(Part of a data file)
□ □ □ □ □ □ □

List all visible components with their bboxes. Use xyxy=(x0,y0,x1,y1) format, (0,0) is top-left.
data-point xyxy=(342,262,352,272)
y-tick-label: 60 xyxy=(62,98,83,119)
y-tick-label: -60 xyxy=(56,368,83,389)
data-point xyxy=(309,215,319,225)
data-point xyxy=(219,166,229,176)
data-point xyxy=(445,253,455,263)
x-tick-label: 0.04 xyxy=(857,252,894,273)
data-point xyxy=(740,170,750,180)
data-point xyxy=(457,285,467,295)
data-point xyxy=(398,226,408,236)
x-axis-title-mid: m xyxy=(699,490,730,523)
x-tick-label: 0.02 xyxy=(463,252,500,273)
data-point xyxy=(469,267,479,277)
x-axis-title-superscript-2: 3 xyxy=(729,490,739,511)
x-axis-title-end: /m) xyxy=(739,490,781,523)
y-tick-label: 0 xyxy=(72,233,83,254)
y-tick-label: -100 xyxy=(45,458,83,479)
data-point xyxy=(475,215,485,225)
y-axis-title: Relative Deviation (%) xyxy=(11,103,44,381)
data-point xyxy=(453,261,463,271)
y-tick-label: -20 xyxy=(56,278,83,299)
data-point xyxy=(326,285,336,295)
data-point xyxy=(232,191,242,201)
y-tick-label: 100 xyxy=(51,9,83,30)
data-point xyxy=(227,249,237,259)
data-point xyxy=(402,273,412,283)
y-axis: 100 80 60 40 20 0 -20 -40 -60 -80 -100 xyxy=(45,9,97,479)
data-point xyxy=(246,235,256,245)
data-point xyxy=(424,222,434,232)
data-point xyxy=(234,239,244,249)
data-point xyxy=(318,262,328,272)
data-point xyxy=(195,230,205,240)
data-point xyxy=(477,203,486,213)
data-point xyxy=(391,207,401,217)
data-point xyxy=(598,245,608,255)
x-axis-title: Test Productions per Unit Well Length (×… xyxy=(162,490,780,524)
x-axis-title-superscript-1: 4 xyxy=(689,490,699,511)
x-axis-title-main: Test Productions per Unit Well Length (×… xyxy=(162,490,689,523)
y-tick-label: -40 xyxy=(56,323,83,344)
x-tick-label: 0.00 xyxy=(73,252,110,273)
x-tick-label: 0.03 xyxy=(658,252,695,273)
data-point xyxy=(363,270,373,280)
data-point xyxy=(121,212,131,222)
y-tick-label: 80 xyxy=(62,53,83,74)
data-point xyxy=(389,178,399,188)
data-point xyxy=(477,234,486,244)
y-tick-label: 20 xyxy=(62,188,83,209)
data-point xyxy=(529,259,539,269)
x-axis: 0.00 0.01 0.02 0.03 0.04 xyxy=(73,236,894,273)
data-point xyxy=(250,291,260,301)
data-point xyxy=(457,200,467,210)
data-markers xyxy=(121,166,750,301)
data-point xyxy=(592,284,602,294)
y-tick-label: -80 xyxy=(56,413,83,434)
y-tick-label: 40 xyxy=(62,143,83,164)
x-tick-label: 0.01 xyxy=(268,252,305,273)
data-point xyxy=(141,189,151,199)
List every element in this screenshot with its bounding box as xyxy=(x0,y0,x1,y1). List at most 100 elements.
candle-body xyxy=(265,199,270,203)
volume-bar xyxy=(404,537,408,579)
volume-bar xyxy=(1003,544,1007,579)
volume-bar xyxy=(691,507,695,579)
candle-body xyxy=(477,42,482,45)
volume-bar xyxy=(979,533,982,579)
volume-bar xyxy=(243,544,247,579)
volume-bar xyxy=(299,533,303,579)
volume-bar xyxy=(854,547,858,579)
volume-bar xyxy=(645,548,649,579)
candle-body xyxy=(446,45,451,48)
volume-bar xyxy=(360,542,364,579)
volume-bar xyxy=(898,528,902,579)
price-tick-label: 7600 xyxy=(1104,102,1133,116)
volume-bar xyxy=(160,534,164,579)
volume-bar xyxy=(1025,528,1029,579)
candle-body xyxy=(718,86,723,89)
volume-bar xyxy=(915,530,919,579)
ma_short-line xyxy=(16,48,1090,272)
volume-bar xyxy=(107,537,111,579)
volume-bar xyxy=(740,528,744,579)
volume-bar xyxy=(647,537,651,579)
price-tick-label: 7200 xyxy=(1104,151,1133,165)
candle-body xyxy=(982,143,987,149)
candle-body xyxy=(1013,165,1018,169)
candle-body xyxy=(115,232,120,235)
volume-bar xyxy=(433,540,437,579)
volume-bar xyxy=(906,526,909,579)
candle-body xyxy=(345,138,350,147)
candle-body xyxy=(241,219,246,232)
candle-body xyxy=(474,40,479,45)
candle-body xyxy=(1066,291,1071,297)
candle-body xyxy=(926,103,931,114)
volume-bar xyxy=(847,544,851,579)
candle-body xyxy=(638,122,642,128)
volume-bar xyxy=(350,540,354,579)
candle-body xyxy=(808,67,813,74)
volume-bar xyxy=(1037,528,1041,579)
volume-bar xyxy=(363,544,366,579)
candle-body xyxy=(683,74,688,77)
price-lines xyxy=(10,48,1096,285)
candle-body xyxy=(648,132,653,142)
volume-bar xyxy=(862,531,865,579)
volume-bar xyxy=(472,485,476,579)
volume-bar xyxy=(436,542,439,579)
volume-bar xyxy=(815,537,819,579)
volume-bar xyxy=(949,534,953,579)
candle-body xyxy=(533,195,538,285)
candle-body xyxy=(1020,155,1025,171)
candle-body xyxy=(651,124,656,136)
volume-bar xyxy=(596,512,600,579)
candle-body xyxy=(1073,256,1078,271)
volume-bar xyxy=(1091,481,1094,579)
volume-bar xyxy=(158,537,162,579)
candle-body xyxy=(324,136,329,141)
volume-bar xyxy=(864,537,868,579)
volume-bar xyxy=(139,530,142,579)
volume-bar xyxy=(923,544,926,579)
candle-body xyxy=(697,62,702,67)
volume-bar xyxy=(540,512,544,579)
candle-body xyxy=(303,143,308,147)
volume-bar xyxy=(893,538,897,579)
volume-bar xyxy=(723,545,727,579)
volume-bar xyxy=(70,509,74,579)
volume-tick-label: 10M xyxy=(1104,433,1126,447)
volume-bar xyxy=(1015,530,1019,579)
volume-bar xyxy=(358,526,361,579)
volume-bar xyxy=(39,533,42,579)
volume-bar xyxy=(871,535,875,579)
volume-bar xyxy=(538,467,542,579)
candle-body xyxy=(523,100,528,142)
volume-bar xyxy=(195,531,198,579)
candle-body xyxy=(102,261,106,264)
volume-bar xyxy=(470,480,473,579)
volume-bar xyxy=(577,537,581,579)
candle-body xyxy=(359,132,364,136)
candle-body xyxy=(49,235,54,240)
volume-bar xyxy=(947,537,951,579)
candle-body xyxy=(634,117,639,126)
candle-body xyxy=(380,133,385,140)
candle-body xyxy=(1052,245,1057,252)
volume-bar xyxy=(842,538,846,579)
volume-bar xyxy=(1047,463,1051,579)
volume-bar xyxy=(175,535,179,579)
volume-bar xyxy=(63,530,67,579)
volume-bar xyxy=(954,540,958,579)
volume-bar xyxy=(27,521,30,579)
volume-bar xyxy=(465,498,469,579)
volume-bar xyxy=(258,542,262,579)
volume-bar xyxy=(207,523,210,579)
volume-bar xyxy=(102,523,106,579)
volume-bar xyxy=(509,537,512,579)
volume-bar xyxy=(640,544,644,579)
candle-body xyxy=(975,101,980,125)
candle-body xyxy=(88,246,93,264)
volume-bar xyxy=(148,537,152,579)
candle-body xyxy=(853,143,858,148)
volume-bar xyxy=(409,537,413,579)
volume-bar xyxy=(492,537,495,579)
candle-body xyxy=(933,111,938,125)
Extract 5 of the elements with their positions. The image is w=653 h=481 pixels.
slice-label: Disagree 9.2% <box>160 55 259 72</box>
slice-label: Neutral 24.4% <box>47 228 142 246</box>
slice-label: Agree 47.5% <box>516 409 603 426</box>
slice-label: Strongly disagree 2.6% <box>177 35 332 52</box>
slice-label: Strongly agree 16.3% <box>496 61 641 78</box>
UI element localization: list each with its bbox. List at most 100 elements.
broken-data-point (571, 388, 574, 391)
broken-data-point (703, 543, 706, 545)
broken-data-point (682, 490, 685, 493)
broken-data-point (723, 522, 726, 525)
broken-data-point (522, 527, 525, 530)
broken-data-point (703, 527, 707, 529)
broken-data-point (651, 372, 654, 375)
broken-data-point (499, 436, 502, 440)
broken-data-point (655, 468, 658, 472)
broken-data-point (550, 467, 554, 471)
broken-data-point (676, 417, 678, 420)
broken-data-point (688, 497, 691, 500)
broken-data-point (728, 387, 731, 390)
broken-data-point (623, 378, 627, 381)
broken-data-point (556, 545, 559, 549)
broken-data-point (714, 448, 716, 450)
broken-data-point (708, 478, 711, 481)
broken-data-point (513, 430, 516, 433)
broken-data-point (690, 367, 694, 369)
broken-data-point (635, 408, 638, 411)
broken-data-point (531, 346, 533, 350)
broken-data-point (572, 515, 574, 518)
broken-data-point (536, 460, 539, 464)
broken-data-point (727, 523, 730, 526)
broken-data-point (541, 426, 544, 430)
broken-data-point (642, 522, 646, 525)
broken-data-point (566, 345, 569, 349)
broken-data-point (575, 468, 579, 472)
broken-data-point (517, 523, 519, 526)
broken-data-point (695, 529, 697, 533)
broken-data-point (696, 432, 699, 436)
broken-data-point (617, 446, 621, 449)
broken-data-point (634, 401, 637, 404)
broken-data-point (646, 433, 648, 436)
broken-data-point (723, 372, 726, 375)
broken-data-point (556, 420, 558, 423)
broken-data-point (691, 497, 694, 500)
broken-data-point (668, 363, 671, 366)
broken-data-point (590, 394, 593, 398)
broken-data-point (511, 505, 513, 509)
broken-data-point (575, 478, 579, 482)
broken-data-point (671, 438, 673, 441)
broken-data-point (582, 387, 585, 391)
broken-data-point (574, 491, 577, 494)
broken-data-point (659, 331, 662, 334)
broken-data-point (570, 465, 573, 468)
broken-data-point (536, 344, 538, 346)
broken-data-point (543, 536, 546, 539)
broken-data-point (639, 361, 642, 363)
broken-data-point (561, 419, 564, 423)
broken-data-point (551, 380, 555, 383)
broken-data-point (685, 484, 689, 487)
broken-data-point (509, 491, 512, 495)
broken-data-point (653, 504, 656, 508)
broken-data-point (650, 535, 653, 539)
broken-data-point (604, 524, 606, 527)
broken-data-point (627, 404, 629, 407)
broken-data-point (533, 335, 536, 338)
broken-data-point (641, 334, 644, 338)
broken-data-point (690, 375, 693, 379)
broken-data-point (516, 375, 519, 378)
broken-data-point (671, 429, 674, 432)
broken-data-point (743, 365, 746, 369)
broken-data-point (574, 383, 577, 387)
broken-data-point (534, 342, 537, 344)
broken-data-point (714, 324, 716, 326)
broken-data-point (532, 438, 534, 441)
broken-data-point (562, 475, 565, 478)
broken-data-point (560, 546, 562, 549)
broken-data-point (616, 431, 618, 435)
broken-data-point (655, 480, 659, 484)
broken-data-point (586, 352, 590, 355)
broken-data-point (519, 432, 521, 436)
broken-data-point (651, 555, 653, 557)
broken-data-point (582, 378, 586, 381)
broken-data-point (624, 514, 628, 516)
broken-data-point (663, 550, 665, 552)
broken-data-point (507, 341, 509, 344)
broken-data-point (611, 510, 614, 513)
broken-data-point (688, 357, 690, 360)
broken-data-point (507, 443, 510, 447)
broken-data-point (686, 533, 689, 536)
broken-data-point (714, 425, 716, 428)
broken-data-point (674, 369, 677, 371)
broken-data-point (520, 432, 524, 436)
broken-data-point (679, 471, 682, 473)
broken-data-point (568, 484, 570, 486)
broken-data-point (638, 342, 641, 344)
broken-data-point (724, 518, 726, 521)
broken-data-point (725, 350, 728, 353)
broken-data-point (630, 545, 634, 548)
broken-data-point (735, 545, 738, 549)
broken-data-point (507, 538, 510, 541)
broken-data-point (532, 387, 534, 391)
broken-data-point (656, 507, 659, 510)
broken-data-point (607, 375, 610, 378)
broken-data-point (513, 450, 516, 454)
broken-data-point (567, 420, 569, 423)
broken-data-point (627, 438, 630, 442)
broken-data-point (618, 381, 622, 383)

□ □ □ □ □ □ □

# Work to complete
Repeat the lines from the first one through the line containing "data-point xyxy=(326,285,336,295)", including both.

# Solution to this problem
List all visible components with their bboxes. Use xyxy=(x0,y0,x1,y1) format, (0,0) is top-left.
data-point xyxy=(342,262,352,272)
y-tick-label: 60 xyxy=(62,98,83,119)
y-tick-label: -60 xyxy=(56,368,83,389)
data-point xyxy=(309,215,319,225)
data-point xyxy=(219,166,229,176)
data-point xyxy=(445,253,455,263)
x-tick-label: 0.04 xyxy=(857,252,894,273)
data-point xyxy=(740,170,750,180)
data-point xyxy=(457,285,467,295)
data-point xyxy=(398,226,408,236)
x-axis-title-mid: m xyxy=(699,490,730,523)
x-tick-label: 0.02 xyxy=(463,252,500,273)
data-point xyxy=(469,267,479,277)
x-axis-title-superscript-2: 3 xyxy=(729,490,739,511)
x-axis-title-end: /m) xyxy=(739,490,781,523)
y-tick-label: 0 xyxy=(72,233,83,254)
y-tick-label: -100 xyxy=(45,458,83,479)
data-point xyxy=(475,215,485,225)
y-axis-title: Relative Deviation (%) xyxy=(11,103,44,381)
data-point xyxy=(453,261,463,271)
y-tick-label: -20 xyxy=(56,278,83,299)
data-point xyxy=(326,285,336,295)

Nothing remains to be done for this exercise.